Required task:
Write each record again exactly as it stands.

(Source records)
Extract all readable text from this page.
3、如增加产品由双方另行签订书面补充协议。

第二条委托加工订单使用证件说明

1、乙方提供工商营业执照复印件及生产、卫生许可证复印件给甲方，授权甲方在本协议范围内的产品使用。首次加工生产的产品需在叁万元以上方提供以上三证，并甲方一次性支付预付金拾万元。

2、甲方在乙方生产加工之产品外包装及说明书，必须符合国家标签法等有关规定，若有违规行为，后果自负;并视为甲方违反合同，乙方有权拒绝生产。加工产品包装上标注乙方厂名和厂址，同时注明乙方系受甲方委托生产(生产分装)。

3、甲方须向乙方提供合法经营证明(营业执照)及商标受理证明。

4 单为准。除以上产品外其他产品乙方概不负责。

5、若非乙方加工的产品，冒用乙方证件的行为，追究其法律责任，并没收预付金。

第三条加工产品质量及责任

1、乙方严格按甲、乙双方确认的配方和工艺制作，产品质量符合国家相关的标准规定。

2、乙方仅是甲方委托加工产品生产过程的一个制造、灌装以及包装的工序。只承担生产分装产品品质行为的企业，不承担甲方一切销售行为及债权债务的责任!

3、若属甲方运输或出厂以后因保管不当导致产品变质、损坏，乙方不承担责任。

Finished exercise:
Extract all readable text from this page.
3、如增加产品由双方另行签订书面补充协议。

第二条委托加工订单使用证件说明

1、乙方提供工商营业执照复印件及生产、卫生许可证复印件给甲方，授权甲方在本协议范围内的产品使用。首次加工生产的产品需在叁万元以上方提供以上三证，并甲方一次性支付预付金拾万元。

2、甲方在乙方生产加工之产品外包装及说明书，必须符合国家标签法等有关规定，若有违规行为，后果自负;并视为甲方违反合同，乙方有权拒绝生产。加工产品包装上标注乙方厂名和厂址，同时注明乙方系受甲方委托生产(生产分装)。

3、甲方须向乙方提供合法经营证明(营业执照)及商标受理证明。

4 单为准。除以上产品外其他产品乙方概不负责。

5、若非乙方加工的产品，冒用乙方证件的行为，追究其法律责任，并没收预付金。

第三条加工产品质量及责任

1、乙方严格按甲、乙双方确认的配方和工艺制作，产品质量符合国家相关的标准规定。

2、乙方仅是甲方委托加工产品生产过程的一个制造、灌装以及包装的工序。只承担生产分装产品品质行为的企业，不承担甲方一切销售行为及债权债务的责任!

3、若属甲方运输或出厂以后因保管不当导致产品变质、损坏，乙方不承担责任。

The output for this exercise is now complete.